**Document:**
----

The Long Walk (Sept. 12)

Stephen King’s 1979 novel The Long Walk, written under his Richard Bachman pseudonym, is one of his simplest books, and one of his most brutal. (Not to be confused with his all-time scariest novels.) In a dystopian future where most of the societal details are left for readers to guess at, an annual contest puts 100 teenage boys on a road together, with simple instructions: “Walk until only one of you is left.” Anyone who tries to leave the road or falls below a certain speed is shot, turning the Walk into a grueling, eventually gruesome survival contest. The winner gets The Prize, a vaguely described “whatever you want” promise that has the contestants fantasizing about the possibilities.

Director Francis Lawrence helmed all the Hunger Games movies after the series kickoff, including 2026’s The Hunger Games: Sunrise on the Reaping. That makes him a pretty logical choice to tackle this story about a horrifying, bloody teen death match. Philip Seymour Hoffman’s son Cooper (Licorice Pizza) stars as the novel’s point-of-view character, with Judy Greer as his mother, and Mark Hamill as The General, the fierce tyrant behind the Long Walk. —TR

Traumatika (Sept. 12)

----

**Excerpted data:**
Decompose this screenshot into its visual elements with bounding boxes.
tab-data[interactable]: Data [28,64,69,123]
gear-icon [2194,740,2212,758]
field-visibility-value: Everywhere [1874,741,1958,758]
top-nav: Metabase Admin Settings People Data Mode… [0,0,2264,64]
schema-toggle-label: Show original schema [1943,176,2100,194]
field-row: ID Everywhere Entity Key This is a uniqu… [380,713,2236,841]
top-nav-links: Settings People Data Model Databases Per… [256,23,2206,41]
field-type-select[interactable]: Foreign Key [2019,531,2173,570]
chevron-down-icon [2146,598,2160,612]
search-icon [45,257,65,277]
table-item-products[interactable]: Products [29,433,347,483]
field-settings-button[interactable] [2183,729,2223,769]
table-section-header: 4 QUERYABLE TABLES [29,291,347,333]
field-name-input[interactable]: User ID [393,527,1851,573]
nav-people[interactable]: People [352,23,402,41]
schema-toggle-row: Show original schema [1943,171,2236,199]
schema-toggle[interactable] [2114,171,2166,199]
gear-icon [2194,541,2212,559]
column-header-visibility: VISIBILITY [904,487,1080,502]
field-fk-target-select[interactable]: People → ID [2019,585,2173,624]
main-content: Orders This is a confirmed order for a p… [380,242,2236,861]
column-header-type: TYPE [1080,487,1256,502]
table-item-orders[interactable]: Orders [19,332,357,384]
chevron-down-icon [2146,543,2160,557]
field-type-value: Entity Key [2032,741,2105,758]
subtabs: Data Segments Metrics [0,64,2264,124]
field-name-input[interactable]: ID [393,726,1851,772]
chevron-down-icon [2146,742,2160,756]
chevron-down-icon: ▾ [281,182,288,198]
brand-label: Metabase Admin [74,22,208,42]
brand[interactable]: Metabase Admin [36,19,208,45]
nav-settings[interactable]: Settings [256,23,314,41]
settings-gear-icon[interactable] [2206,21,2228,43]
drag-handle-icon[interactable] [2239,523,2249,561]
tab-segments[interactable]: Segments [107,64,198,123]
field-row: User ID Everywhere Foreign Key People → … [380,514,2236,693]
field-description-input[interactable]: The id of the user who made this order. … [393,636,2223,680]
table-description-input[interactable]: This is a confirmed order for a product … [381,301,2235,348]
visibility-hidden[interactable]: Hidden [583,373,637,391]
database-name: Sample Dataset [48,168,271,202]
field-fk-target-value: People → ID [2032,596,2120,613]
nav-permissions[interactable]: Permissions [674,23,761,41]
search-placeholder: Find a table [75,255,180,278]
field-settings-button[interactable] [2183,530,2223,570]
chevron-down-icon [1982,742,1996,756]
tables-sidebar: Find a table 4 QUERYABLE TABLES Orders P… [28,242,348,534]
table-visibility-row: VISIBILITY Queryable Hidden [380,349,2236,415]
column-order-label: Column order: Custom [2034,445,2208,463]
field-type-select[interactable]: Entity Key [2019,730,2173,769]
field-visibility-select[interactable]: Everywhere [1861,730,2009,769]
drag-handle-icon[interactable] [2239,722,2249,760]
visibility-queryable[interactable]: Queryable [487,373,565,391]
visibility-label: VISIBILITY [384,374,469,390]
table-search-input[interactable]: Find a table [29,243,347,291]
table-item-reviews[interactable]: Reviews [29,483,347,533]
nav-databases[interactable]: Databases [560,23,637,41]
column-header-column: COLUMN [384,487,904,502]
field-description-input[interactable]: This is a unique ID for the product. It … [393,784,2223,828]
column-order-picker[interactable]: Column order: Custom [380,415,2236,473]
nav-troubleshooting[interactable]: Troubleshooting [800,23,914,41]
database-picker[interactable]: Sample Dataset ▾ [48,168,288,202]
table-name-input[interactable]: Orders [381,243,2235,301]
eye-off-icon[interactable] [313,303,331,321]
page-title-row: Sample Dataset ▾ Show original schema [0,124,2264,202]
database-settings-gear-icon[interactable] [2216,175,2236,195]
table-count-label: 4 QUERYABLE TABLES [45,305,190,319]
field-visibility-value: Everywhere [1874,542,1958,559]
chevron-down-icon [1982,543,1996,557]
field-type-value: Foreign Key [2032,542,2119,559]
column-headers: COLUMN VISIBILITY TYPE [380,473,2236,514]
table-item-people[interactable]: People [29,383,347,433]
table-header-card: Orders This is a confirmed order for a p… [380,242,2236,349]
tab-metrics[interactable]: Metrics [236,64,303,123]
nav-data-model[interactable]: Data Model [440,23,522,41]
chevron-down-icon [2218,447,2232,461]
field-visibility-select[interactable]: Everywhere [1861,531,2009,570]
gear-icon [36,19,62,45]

----

**Task statement:** From the entry on The Long Walk, list every actor named as appearing in the film, along with the role each one plays. The listing plays no part in this exercise.

**Response below:**
- Cooper, son of Philip Seymour Hoffman: the novel's point-of-view character
- Judy Greer: his mother
- Mark Hamill: The General